Aim: Go through each line of the records below and count those with the word "icon". Give only the count.
[Data excerpts start]
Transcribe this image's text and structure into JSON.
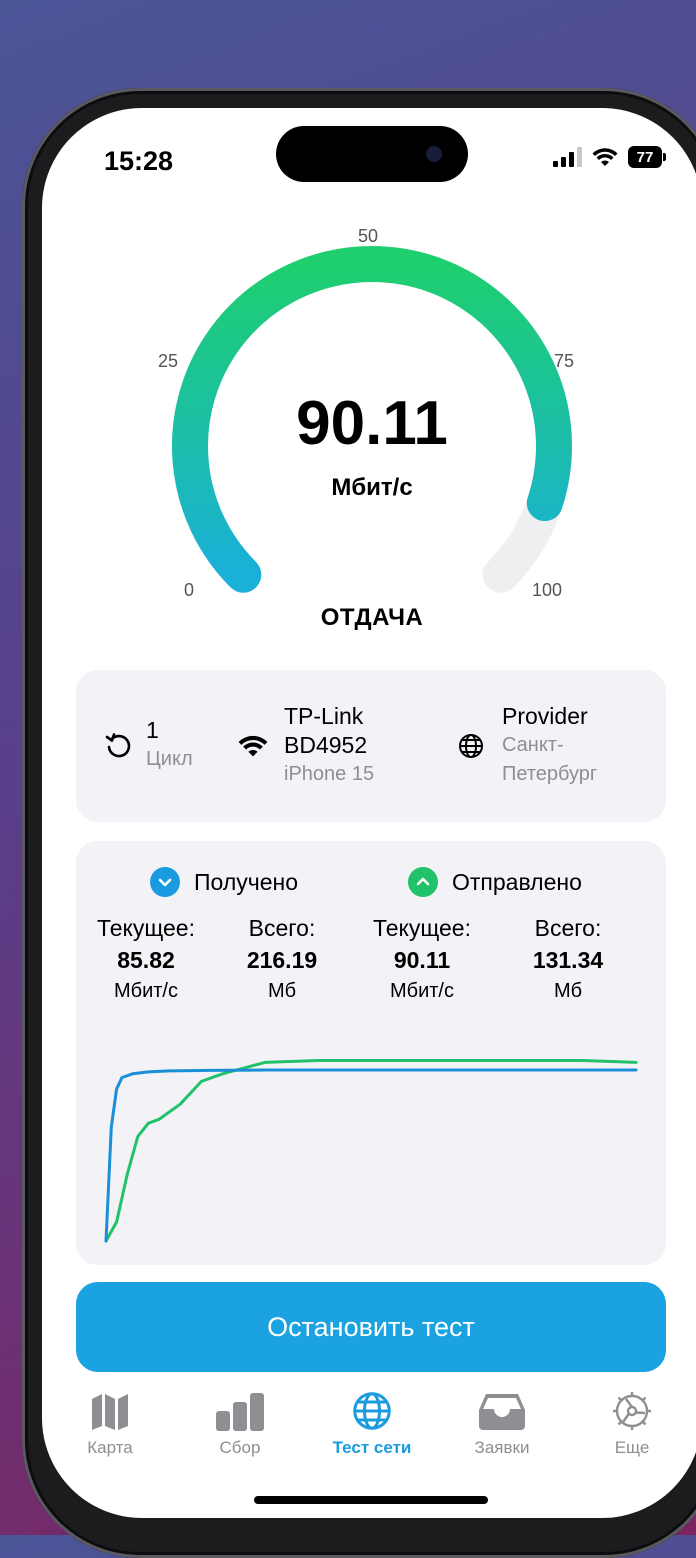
{
  "status_bar": {
    "time": "15:28",
    "battery": "77"
  },
  "gauge": {
    "value": "90.11",
    "unit": "Мбит/с",
    "label": "ОТДАЧА",
    "ticks": [
      "0",
      "25",
      "50",
      "75",
      "100"
    ],
    "fill_fraction": 0.9011,
    "colors": {
      "start": "#1ab0d8",
      "end": "#1ecf6e",
      "track": "#efeff2"
    }
  },
  "info": {
    "cycle": {
      "value": "1",
      "label": "Цикл"
    },
    "network": {
      "name_line1": "TP-Link",
      "name_line2": "BD4952",
      "device": "iPhone 15"
    },
    "provider": {
      "name": "Provider",
      "city_line1": "Санкт-",
      "city_line2": "Петербург"
    }
  },
  "stats": {
    "received": {
      "title": "Получено",
      "color": "#1a9be0",
      "current_label": "Текущее:",
      "current_value": "85.82",
      "current_unit": "Мбит/с",
      "total_label": "Всего:",
      "total_value": "216.19",
      "total_unit": "Мб"
    },
    "sent": {
      "title": "Отправлено",
      "color": "#21c26a",
      "current_label": "Текущее:",
      "current_value": "90.11",
      "current_unit": "Мбит/с",
      "total_label": "Всего:",
      "total_value": "131.34",
      "total_unit": "Мб"
    }
  },
  "chart_data": {
    "type": "line",
    "series": [
      {
        "color": "#1a8fd6",
        "x": [
          0,
          1,
          2,
          3,
          5,
          8,
          12,
          20,
          30,
          50,
          100
        ],
        "y": [
          0,
          60,
          80,
          86,
          88,
          89,
          89.5,
          89.8,
          90,
          90,
          90
        ]
      },
      {
        "color": "#21c26a",
        "x": [
          0,
          2,
          4,
          6,
          8,
          10,
          14,
          18,
          22,
          26,
          30,
          40,
          60,
          80,
          90,
          100
        ],
        "y": [
          0,
          10,
          35,
          55,
          62,
          64,
          72,
          84,
          88,
          91,
          94,
          95,
          95,
          95,
          95,
          94
        ]
      }
    ],
    "xlim": [
      0,
      100
    ],
    "ylim": [
      0,
      100
    ],
    "grid": false
  },
  "actions": {
    "stop_label": "Остановить тест"
  },
  "tabs": [
    {
      "label": "Карта",
      "icon": "map-icon"
    },
    {
      "label": "Сбор",
      "icon": "bar-chart-icon"
    },
    {
      "label": "Тест сети",
      "icon": "globe-icon",
      "active": true
    },
    {
      "label": "Заявки",
      "icon": "inbox-icon"
    },
    {
      "label": "Еще",
      "icon": "gear-icon"
    }
  ]
}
[Data excerpts end]
Final result: 5